EXERCISE OBJECTIVE:
Copy out every line of the material below word for word, omitting the pictures.

DATA FOR THIS TASK:
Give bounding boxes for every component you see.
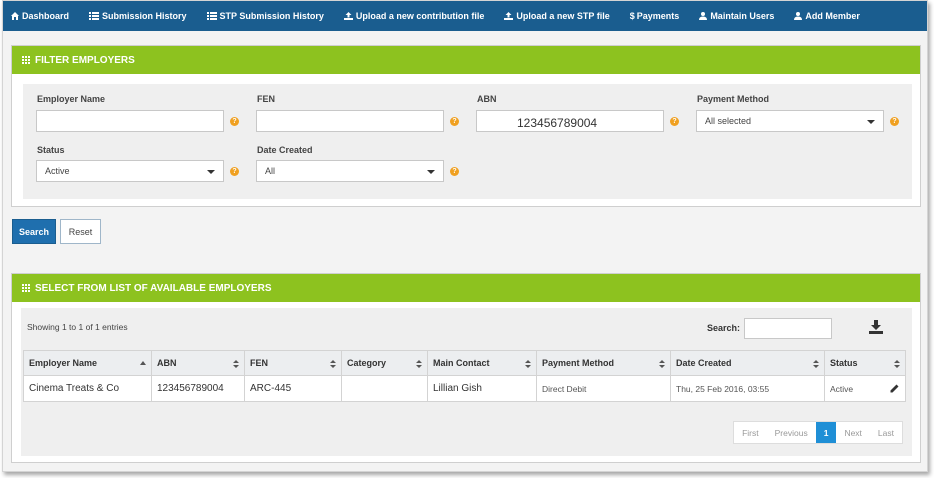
sort-icon xyxy=(525,360,531,368)
chevron-down-icon xyxy=(207,170,215,174)
user-icon xyxy=(794,12,803,20)
column-employer-name[interactable]: Employer Name xyxy=(23,350,152,376)
filter-form: Employer Name ? FEN ? ABN ? Payment Meth… xyxy=(23,84,912,199)
filter-employers-panel: FILTER EMPLOYERS Employer Name ? FEN ? A… xyxy=(11,45,921,207)
date-created-select[interactable]: All xyxy=(256,160,444,182)
status-select[interactable]: Active xyxy=(36,160,224,182)
nav-maintain-users-label: Maintain Users xyxy=(710,11,775,21)
employer-name-input[interactable] xyxy=(36,110,224,132)
nav-payments-label: Payments xyxy=(636,11,680,21)
column-category[interactable]: Category xyxy=(341,350,428,376)
column-abn[interactable]: ABN xyxy=(151,350,245,376)
status-label: Status xyxy=(37,145,65,155)
status-help-icon[interactable]: ? xyxy=(230,167,239,176)
pencil-icon[interactable] xyxy=(890,384,899,393)
upload-icon xyxy=(343,12,353,20)
nav-upload-stp-file[interactable]: Upload a new STP file xyxy=(504,11,610,21)
upload-icon xyxy=(504,12,514,20)
table-row[interactable]: Cinema Treats & Co 123456789004 ARC-445 … xyxy=(23,375,906,402)
cell-category xyxy=(341,375,428,402)
sort-icon xyxy=(416,360,422,368)
fen-label: FEN xyxy=(257,94,275,104)
chevron-down-icon xyxy=(427,170,435,174)
payment-method-select[interactable]: All selected xyxy=(696,110,884,132)
date-created-label: Date Created xyxy=(257,145,313,155)
filter-employers-header: FILTER EMPLOYERS xyxy=(12,46,920,74)
payment-method-help-icon[interactable]: ? xyxy=(890,117,899,126)
pagination-next[interactable]: Next xyxy=(836,422,869,443)
table-search-input[interactable] xyxy=(744,318,832,339)
fen-help-icon[interactable]: ? xyxy=(450,117,459,126)
nav-upload-contribution-file[interactable]: Upload a new contribution file xyxy=(343,11,485,21)
table-search-label: Search: xyxy=(707,323,741,333)
search-button[interactable]: Search xyxy=(12,219,56,244)
pagination-first[interactable]: First xyxy=(734,422,767,443)
abn-input[interactable] xyxy=(476,110,664,132)
pagination-previous[interactable]: Previous xyxy=(767,422,816,443)
pagination-last[interactable]: Last xyxy=(870,422,902,443)
cell-employer-name: Cinema Treats & Co xyxy=(23,375,152,402)
column-fen[interactable]: FEN xyxy=(244,350,342,376)
dollar-icon: $ xyxy=(629,11,635,21)
nav-stp-submission-history[interactable]: STP Submission History xyxy=(206,11,324,21)
nav-dashboard-label: Dashboard xyxy=(22,11,70,21)
nav-submission-history-label: Submission History xyxy=(102,11,187,21)
pagination-page-1[interactable]: 1 xyxy=(815,422,837,443)
nav-upload-contribution-file-label: Upload a new contribution file xyxy=(355,11,485,21)
sort-icon xyxy=(894,360,900,368)
nav-add-member-label: Add Member xyxy=(805,11,860,21)
cell-abn: 123456789004 xyxy=(151,375,245,402)
date-created-value: All xyxy=(265,166,276,176)
top-navigation: Dashboard Submission History STP Submiss… xyxy=(3,1,927,31)
download-icon[interactable] xyxy=(869,320,883,334)
column-main-contact[interactable]: Main Contact xyxy=(427,350,537,376)
chevron-down-icon xyxy=(867,120,875,124)
user-icon xyxy=(699,12,708,20)
list-icon xyxy=(89,12,100,20)
sort-icon xyxy=(813,360,819,368)
cell-fen: ARC-445 xyxy=(244,375,342,402)
cell-status: Active xyxy=(824,375,906,402)
cell-date-created: Thu, 25 Feb 2016, 03:55 xyxy=(670,375,825,402)
sort-asc-icon xyxy=(140,361,146,365)
reset-button[interactable]: Reset xyxy=(60,219,101,244)
nav-maintain-users[interactable]: Maintain Users xyxy=(699,11,774,21)
nav-stp-submission-history-label: STP Submission History xyxy=(219,11,324,21)
nav-submission-history[interactable]: Submission History xyxy=(89,11,187,21)
cell-payment-method: Direct Debit xyxy=(536,375,671,402)
employer-name-help-icon[interactable]: ? xyxy=(230,117,239,126)
nav-payments[interactable]: $ Payments xyxy=(630,11,680,21)
sort-icon xyxy=(330,360,336,368)
employer-list-header: SELECT FROM LIST OF AVAILABLE EMPLOYERS xyxy=(12,274,920,302)
date-created-help-icon[interactable]: ? xyxy=(450,167,459,176)
fen-input[interactable] xyxy=(256,110,444,132)
column-payment-method[interactable]: Payment Method xyxy=(536,350,671,376)
filter-employers-title: FILTER EMPLOYERS xyxy=(35,54,135,66)
grid-icon xyxy=(22,56,30,64)
home-icon xyxy=(11,12,19,20)
list-icon xyxy=(206,12,217,20)
sort-icon xyxy=(233,360,239,368)
entries-info: Showing 1 to 1 of 1 entries xyxy=(27,322,128,332)
employer-name-label: Employer Name xyxy=(37,94,106,104)
payment-method-value: All selected xyxy=(705,116,752,126)
grid-icon xyxy=(22,284,30,292)
nav-upload-stp-file-label: Upload a new STP file xyxy=(516,11,610,21)
abn-help-icon[interactable]: ? xyxy=(670,117,679,126)
employers-table: Employer Name ABN FEN Category Main Cont… xyxy=(23,350,906,402)
app-frame: Dashboard Submission History STP Submiss… xyxy=(2,0,928,472)
payment-method-label: Payment Method xyxy=(697,94,770,104)
status-text: Active xyxy=(830,383,854,394)
column-date-created[interactable]: Date Created xyxy=(670,350,825,376)
status-value: Active xyxy=(45,166,70,176)
pagination: First Previous 1 Next Last xyxy=(733,421,903,444)
abn-label: ABN xyxy=(477,94,497,104)
employer-list-title: SELECT FROM LIST OF AVAILABLE EMPLOYERS xyxy=(35,282,272,294)
nav-dashboard[interactable]: Dashboard xyxy=(11,11,69,21)
nav-add-member[interactable]: Add Member xyxy=(794,11,860,21)
column-status[interactable]: Status xyxy=(824,350,906,376)
table-header-row: Employer Name ABN FEN Category Main Cont… xyxy=(23,350,906,376)
cell-main-contact: Lillian Gish xyxy=(427,375,537,402)
sort-icon xyxy=(659,360,665,368)
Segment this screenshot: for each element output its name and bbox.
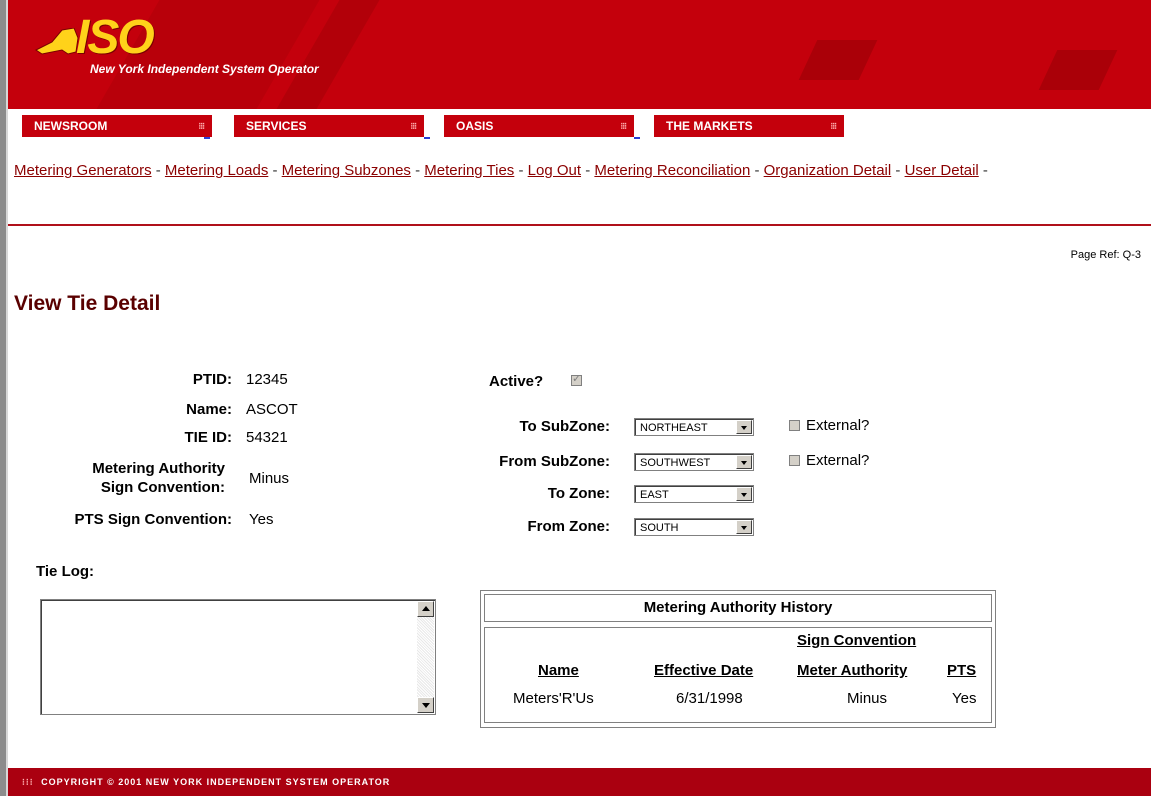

WRITTEN SOLUTION:
Give bounding boxes for every component you see.
sort-icon xyxy=(525,360,531,368)
chevron-down-icon xyxy=(207,170,215,174)
user-icon xyxy=(794,12,803,20)
column-employer-name[interactable]: Employer Name xyxy=(23,350,152,376)
filter-form: Employer Name ? FEN ? ABN ? Payment Meth… xyxy=(23,84,912,199)
filter-employers-panel: FILTER EMPLOYERS Employer Name ? FEN ? A… xyxy=(11,45,921,207)
date-created-select[interactable]: All xyxy=(256,160,444,182)
status-select[interactable]: Active xyxy=(36,160,224,182)
nav-maintain-users-label: Maintain Users xyxy=(710,11,775,21)
employer-name-input[interactable] xyxy=(36,110,224,132)
nav-payments-label: Payments xyxy=(636,11,680,21)
column-category[interactable]: Category xyxy=(341,350,428,376)
column-abn[interactable]: ABN xyxy=(151,350,245,376)
status-label: Status xyxy=(37,145,65,155)
status-help-icon[interactable]: ? xyxy=(230,167,239,176)
pencil-icon[interactable] xyxy=(890,384,899,393)
upload-icon xyxy=(343,12,353,20)
nav-upload-stp-file[interactable]: Upload a new STP file xyxy=(504,11,610,21)
upload-icon xyxy=(504,12,514,20)
table-row[interactable]: Cinema Treats & Co 123456789004 ARC-445 … xyxy=(23,375,906,402)
cell-category xyxy=(341,375,428,402)
sort-icon xyxy=(416,360,422,368)
fen-label: FEN xyxy=(257,94,275,104)
chevron-down-icon xyxy=(427,170,435,174)
payment-method-select[interactable]: All selected xyxy=(696,110,884,132)
date-created-label: Date Created xyxy=(257,145,313,155)
filter-employers-header: FILTER EMPLOYERS xyxy=(12,46,920,74)
payment-method-help-icon[interactable]: ? xyxy=(890,117,899,126)
pagination-next[interactable]: Next xyxy=(836,422,869,443)
table-search-input[interactable] xyxy=(744,318,832,339)
fen-help-icon[interactable]: ? xyxy=(450,117,459,126)
nav-upload-contribution-file[interactable]: Upload a new contribution file xyxy=(343,11,485,21)
table-search-label: Search: xyxy=(707,323,741,333)
search-button[interactable]: Search xyxy=(12,219,56,244)
pagination-first[interactable]: First xyxy=(734,422,767,443)
abn-input[interactable] xyxy=(476,110,664,132)
pagination-previous[interactable]: Previous xyxy=(767,422,816,443)
pagination-last[interactable]: Last xyxy=(870,422,902,443)
cell-employer-name: Cinema Treats & Co xyxy=(23,375,152,402)
column-fen[interactable]: FEN xyxy=(244,350,342,376)
dollar-icon: $ xyxy=(629,11,635,21)
nav-stp-submission-history[interactable]: STP Submission History xyxy=(206,11,324,21)
nav-dashboard-label: Dashboard xyxy=(22,11,70,21)
nav-submission-history-label: Submission History xyxy=(102,11,187,21)
pagination-page-1[interactable]: 1 xyxy=(815,422,837,443)
nav-upload-contribution-file-label: Upload a new contribution file xyxy=(355,11,485,21)
sort-icon xyxy=(894,360,900,368)
nav-add-member-label: Add Member xyxy=(805,11,860,21)
cell-abn: 123456789004 xyxy=(151,375,245,402)
date-created-value: All xyxy=(265,166,276,176)
top-navigation: Dashboard Submission History STP Submiss… xyxy=(3,1,927,31)
download-icon[interactable] xyxy=(869,320,883,334)
column-main-contact[interactable]: Main Contact xyxy=(427,350,537,376)
chevron-down-icon xyxy=(867,120,875,124)
user-icon xyxy=(699,12,708,20)
list-icon xyxy=(89,12,100,20)
sort-icon xyxy=(813,360,819,368)
cell-fen: ARC-445 xyxy=(244,375,342,402)
cell-status: Active xyxy=(824,375,906,402)
cell-date-created: Thu, 25 Feb 2016, 03:55 xyxy=(670,375,825,402)
sort-asc-icon xyxy=(140,361,146,365)
reset-button[interactable]: Reset xyxy=(60,219,101,244)
nav-maintain-users[interactable]: Maintain Users xyxy=(699,11,774,21)
nav-stp-submission-history-label: STP Submission History xyxy=(219,11,324,21)
nav-submission-history[interactable]: Submission History xyxy=(89,11,187,21)
cell-payment-method: Direct Debit xyxy=(536,375,671,402)
employer-name-help-icon[interactable]: ? xyxy=(230,117,239,126)
nav-payments[interactable]: $ Payments xyxy=(630,11,680,21)
sort-icon xyxy=(330,360,336,368)
employer-list-header: SELECT FROM LIST OF AVAILABLE EMPLOYERS xyxy=(12,274,920,302)
date-created-help-icon[interactable]: ? xyxy=(450,167,459,176)
fen-input[interactable] xyxy=(256,110,444,132)
column-payment-method[interactable]: Payment Method xyxy=(536,350,671,376)
filter-employers-title: FILTER EMPLOYERS xyxy=(35,54,135,66)
grid-icon xyxy=(22,56,30,64)
home-icon xyxy=(11,12,19,20)
list-icon xyxy=(206,12,217,20)
sort-icon xyxy=(233,360,239,368)
entries-info: Showing 1 to 1 of 1 entries xyxy=(27,322,128,332)
employer-name-label: Employer Name xyxy=(37,94,106,104)
payment-method-value: All selected xyxy=(705,116,752,126)
grid-icon xyxy=(22,284,30,292)
nav-upload-stp-file-label: Upload a new STP file xyxy=(516,11,610,21)
abn-help-icon[interactable]: ? xyxy=(670,117,679,126)
employers-table: Employer Name ABN FEN Category Main Cont… xyxy=(23,350,906,402)
app-frame: Dashboard Submission History STP Submiss… xyxy=(2,0,928,472)
payment-method-label: Payment Method xyxy=(697,94,770,104)
status-text: Active xyxy=(830,383,854,394)
column-date-created[interactable]: Date Created xyxy=(670,350,825,376)
status-value: Active xyxy=(45,166,70,176)
pagination: First Previous 1 Next Last xyxy=(733,421,903,444)
abn-label: ABN xyxy=(477,94,497,104)
employer-list-title: SELECT FROM LIST OF AVAILABLE EMPLOYERS xyxy=(35,282,272,294)
nav-dashboard[interactable]: Dashboard xyxy=(11,11,69,21)
nav-add-member[interactable]: Add Member xyxy=(794,11,860,21)
column-status[interactable]: Status xyxy=(824,350,906,376)
table-header-row: Employer Name ABN FEN Category Main Cont… xyxy=(23,350,906,376)
cell-main-contact: Lillian Gish xyxy=(427,375,537,402)
sort-icon xyxy=(659,360,665,368)
Segment this screenshot: for each element output its name and bbox.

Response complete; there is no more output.